• Source data
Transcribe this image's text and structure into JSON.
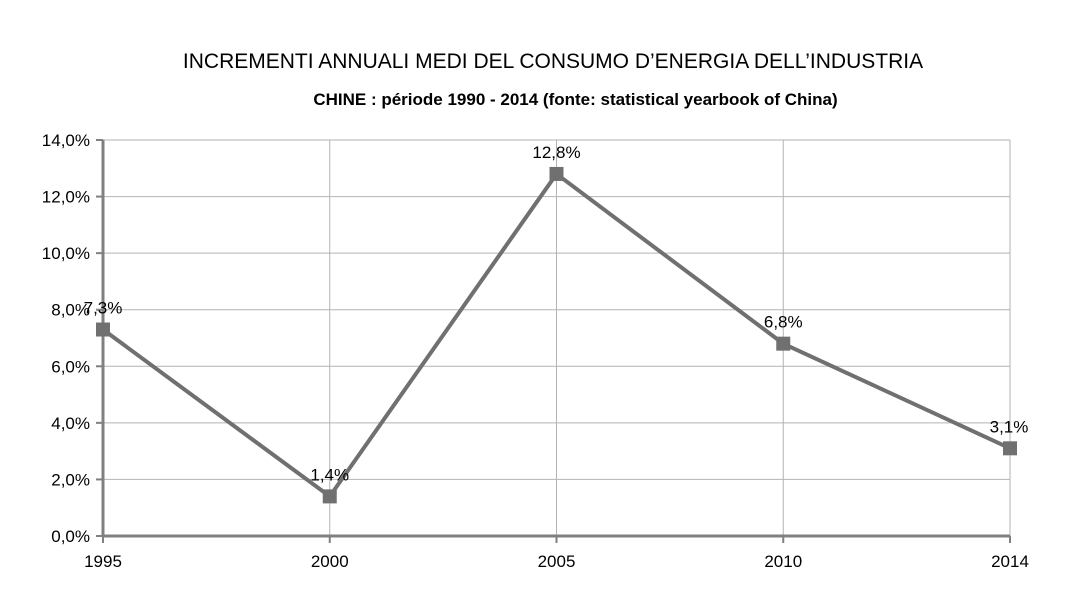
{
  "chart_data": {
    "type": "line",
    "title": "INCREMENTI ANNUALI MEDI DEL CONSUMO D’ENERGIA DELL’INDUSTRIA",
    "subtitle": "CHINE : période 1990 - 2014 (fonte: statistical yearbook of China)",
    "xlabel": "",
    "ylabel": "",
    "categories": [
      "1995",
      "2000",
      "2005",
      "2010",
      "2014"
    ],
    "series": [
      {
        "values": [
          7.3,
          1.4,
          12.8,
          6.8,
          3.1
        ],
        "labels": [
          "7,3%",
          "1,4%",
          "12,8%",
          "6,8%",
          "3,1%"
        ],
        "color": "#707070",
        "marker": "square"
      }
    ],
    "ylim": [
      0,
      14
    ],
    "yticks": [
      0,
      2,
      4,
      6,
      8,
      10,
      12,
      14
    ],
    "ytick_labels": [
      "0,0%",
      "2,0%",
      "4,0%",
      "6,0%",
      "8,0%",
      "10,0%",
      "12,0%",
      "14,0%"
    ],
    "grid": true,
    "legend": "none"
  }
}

• What is needed
An exact transcription of all the entries is required, without the pictures.

• Output for this exercise
Transcribe this image's text and structure into JSON.
{
  "chart_data": {
    "type": "line",
    "title": "INCREMENTI ANNUALI MEDI DEL CONSUMO D’ENERGIA DELL’INDUSTRIA",
    "subtitle": "CHINE : période 1990 - 2014 (fonte: statistical yearbook of China)",
    "xlabel": "",
    "ylabel": "",
    "categories": [
      "1995",
      "2000",
      "2005",
      "2010",
      "2014"
    ],
    "series": [
      {
        "values": [
          7.3,
          1.4,
          12.8,
          6.8,
          3.1
        ],
        "labels": [
          "7,3%",
          "1,4%",
          "12,8%",
          "6,8%",
          "3,1%"
        ],
        "color": "#707070",
        "marker": "square"
      }
    ],
    "ylim": [
      0,
      14
    ],
    "yticks": [
      0,
      2,
      4,
      6,
      8,
      10,
      12,
      14
    ],
    "ytick_labels": [
      "0,0%",
      "2,0%",
      "4,0%",
      "6,0%",
      "8,0%",
      "10,0%",
      "12,0%",
      "14,0%"
    ],
    "grid": true,
    "legend": "none"
  }
}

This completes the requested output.